TASK DESCRIPTION » Could every line of the data be printed exactly as it reads?

(Figure record extracts)
>> BEGIN
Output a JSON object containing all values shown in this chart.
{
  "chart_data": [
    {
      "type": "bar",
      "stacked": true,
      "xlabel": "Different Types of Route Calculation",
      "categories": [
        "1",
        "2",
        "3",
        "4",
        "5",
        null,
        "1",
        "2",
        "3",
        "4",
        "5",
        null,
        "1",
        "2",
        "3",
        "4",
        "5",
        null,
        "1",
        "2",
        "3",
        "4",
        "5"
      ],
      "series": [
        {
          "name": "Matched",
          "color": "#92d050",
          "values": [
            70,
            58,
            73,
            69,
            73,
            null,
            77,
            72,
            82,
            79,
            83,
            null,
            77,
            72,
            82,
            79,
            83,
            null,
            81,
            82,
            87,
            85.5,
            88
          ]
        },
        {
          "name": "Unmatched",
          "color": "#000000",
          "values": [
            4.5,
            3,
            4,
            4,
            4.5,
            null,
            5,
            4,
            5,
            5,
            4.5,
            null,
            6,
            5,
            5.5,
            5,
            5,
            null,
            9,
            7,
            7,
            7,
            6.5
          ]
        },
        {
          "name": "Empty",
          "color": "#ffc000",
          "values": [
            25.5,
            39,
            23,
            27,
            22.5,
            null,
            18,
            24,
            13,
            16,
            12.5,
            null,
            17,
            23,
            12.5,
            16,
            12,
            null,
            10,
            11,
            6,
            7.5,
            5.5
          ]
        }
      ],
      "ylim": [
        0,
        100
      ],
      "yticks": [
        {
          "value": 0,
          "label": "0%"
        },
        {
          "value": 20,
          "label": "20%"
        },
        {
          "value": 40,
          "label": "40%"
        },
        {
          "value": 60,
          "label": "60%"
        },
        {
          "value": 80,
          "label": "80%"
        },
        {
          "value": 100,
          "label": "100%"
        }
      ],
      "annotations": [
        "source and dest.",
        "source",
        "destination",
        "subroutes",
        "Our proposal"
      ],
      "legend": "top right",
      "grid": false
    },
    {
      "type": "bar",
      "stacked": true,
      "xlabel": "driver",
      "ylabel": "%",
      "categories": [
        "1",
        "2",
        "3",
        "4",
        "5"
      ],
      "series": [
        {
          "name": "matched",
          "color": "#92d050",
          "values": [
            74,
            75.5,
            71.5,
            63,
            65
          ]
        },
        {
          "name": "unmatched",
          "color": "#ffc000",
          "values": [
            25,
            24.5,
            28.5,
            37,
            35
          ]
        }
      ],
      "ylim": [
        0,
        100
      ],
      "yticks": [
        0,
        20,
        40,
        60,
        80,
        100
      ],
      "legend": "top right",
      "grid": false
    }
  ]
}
>> END
THE RESULT »
Output a JSON object containing all values shown in this chart.
{
  "chart_data": [
    {
      "type": "bar",
      "stacked": true,
      "xlabel": "Different Types of Route Calculation",
      "categories": [
        "1",
        "2",
        "3",
        "4",
        "5",
        null,
        "1",
        "2",
        "3",
        "4",
        "5",
        null,
        "1",
        "2",
        "3",
        "4",
        "5",
        null,
        "1",
        "2",
        "3",
        "4",
        "5"
      ],
      "series": [
        {
          "name": "Matched",
          "color": "#92d050",
          "values": [
            70,
            58,
            73,
            69,
            73,
            null,
            77,
            72,
            82,
            79,
            83,
            null,
            77,
            72,
            82,
            79,
            83,
            null,
            81,
            82,
            87,
            85.5,
            88
          ]
        },
        {
          "name": "Unmatched",
          "color": "#000000",
          "values": [
            4.5,
            3,
            4,
            4,
            4.5,
            null,
            5,
            4,
            5,
            5,
            4.5,
            null,
            6,
            5,
            5.5,
            5,
            5,
            null,
            9,
            7,
            7,
            7,
            6.5
          ]
        },
        {
          "name": "Empty",
          "color": "#ffc000",
          "values": [
            25.5,
            39,
            23,
            27,
            22.5,
            null,
            18,
            24,
            13,
            16,
            12.5,
            null,
            17,
            23,
            12.5,
            16,
            12,
            null,
            10,
            11,
            6,
            7.5,
            5.5
          ]
        }
      ],
      "ylim": [
        0,
        100
      ],
      "yticks": [
        {
          "value": 0,
          "label": "0%"
        },
        {
          "value": 20,
          "label": "20%"
        },
        {
          "value": 40,
          "label": "40%"
        },
        {
          "value": 60,
          "label": "60%"
        },
        {
          "value": 80,
          "label": "80%"
        },
        {
          "value": 100,
          "label": "100%"
        }
      ],
      "annotations": [
        "source and dest.",
        "source",
        "destination",
        "subroutes",
        "Our proposal"
      ],
      "legend": "top right",
      "grid": false
    },
    {
      "type": "bar",
      "stacked": true,
      "xlabel": "driver",
      "ylabel": "%",
      "categories": [
        "1",
        "2",
        "3",
        "4",
        "5"
      ],
      "series": [
        {
          "name": "matched",
          "color": "#92d050",
          "values": [
            74,
            75.5,
            71.5,
            63,
            65
          ]
        },
        {
          "name": "unmatched",
          "color": "#ffc000",
          "values": [
            25,
            24.5,
            28.5,
            37,
            35
          ]
        }
      ],
      "ylim": [
        0,
        100
      ],
      "yticks": [
        0,
        20,
        40,
        60,
        80,
        100
      ],
      "legend": "top right",
      "grid": false
    }
  ]
}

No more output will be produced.